**Quoted passage**
________________

WESTON, MA. - AUGUST 28: Attorney Mitchell Garabedian speaks about clergy sex abuse during a news conference outside St. Julia Parish as Cardinal Sean O'Malley meets with clergy members, August 28, 2018, in Weston, Massachusetts.
Photo by Angela Rowlings

Catholic priests voiced their “frustrations and anxieties” over renewed church sex abuse scandal as Cardinal Sean O’Malley sought to address cover-up allegations to the clergy of the Boston archdiocese yesterday.

“Is this 2002 redux?” The Rev. Paul Soper, the archdiocesan secretary for evangelization and discipleship, said was the overriding concern of the approximately 300 priests who attended O’Malley’s meeting at St. Julia’s in Weston.

Soper was referring to the year the massive Boston archdiocese sex abuse scandal made worldwide headlines.

“They worry we’re falling into that kind of abyss,” Soper said of the churchwide scandal now exploding in Pennsylvania with allegations of official mishandling reaching Boston and even Rome.

O’Malley’s closed-door meeting at the church lasted more than an hour and a half. Priests speaking afterward said O’Malley, the archbishop of Boston, gave his side of the story in the scandal involving the ex-Cardinal Theodore McCarrick — which he is alleged to have ignored. He had another archdiocesan official talk about the ongoing investigation into abuse allegations at St. John’s Seminary in Brighton. The meeting also included a town-hall section where priests were able to speak their piece, with many voicing worries or frustrations.

“It was a struggle for everybody,” said one priest who didn’t give his name.

“People got out their frustrations and anxieties,” Father George Szal of the Immaculate Conception Church in Revere.

________________

**Available data**

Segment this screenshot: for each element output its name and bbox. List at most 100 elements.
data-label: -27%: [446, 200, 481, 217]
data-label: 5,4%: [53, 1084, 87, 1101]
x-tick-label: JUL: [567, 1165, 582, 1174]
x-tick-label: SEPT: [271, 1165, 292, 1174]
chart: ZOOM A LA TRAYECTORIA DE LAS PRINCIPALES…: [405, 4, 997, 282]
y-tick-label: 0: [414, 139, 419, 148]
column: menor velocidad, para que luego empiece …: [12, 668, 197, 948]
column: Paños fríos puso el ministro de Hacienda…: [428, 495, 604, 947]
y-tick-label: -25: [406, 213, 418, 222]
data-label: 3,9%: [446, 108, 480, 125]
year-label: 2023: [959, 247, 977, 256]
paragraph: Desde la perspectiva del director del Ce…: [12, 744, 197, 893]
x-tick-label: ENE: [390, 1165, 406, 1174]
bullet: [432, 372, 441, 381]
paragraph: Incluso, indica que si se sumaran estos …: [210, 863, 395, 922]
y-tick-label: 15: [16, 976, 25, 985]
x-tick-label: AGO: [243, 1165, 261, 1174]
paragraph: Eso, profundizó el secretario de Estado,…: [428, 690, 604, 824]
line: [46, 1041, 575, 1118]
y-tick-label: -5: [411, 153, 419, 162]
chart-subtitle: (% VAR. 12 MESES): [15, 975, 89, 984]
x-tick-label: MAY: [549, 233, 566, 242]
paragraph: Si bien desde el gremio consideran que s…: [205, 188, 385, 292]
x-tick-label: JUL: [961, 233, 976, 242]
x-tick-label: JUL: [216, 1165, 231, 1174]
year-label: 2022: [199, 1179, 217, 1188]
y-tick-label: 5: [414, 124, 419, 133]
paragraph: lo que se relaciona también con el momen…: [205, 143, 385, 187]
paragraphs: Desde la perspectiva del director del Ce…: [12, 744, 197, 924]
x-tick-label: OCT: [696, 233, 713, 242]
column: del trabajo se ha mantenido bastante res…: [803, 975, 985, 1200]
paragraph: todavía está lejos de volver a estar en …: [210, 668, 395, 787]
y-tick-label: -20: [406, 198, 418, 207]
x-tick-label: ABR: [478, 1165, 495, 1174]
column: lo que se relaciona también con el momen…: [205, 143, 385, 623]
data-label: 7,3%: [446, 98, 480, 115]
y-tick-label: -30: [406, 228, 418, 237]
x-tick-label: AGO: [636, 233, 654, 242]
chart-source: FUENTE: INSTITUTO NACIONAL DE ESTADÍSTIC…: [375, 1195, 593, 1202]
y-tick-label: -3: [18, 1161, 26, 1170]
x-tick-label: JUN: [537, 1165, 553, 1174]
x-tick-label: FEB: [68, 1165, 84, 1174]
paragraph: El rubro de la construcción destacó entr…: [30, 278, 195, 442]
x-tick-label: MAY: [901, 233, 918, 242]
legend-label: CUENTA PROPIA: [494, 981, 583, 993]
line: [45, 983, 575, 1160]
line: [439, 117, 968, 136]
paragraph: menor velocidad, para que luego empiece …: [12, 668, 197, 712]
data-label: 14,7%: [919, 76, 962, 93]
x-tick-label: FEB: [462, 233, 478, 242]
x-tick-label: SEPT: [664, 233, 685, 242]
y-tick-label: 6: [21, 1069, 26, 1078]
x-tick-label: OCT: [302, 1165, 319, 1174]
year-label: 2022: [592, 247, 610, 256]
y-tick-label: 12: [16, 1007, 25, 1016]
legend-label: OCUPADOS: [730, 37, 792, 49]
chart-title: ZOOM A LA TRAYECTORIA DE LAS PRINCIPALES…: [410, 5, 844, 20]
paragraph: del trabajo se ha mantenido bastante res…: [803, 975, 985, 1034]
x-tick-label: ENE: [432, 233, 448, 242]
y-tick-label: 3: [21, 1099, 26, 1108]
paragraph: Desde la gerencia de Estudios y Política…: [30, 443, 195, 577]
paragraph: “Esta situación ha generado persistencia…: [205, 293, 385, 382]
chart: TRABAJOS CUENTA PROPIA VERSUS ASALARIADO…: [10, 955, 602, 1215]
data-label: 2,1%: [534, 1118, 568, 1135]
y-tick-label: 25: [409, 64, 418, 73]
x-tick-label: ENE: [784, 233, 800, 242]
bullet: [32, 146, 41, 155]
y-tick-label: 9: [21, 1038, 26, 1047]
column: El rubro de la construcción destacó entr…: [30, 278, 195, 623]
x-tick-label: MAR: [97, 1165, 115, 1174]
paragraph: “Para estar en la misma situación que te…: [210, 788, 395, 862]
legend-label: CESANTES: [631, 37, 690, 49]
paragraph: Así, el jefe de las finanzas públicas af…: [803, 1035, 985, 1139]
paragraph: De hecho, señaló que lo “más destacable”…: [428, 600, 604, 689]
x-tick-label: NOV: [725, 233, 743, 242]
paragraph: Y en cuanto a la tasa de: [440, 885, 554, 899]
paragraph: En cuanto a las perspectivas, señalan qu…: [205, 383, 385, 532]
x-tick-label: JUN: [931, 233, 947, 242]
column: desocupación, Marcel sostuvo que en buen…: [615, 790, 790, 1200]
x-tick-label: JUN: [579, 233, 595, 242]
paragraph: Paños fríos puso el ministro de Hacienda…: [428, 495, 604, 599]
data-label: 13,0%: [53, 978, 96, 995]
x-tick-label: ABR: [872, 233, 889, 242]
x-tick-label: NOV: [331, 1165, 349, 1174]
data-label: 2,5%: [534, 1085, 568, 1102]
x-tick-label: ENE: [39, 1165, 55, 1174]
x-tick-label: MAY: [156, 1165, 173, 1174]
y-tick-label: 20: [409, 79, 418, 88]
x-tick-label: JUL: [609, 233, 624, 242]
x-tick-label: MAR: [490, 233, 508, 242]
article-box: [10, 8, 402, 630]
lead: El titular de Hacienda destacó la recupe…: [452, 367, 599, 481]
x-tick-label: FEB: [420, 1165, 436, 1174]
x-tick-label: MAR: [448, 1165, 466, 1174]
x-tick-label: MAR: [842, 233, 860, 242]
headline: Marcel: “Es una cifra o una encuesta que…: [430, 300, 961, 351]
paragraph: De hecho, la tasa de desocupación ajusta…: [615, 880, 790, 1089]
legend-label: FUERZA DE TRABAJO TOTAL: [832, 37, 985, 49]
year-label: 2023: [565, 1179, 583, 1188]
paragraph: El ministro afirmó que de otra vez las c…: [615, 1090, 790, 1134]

________________

**About this exercise**
Print the part of the article on the Boston priests' meeting starting with "Catholic priests voiced" and going on through "Boston archdiocese yesterday.". The items come from a different source than the article.

**Task output**
Catholic priests voiced their “frustrations and anxieties” over renewed church sex abuse scandal as Cardinal Sean O’Malley sought to address cover-up allegations to the clergy of the Boston archdiocese yesterday.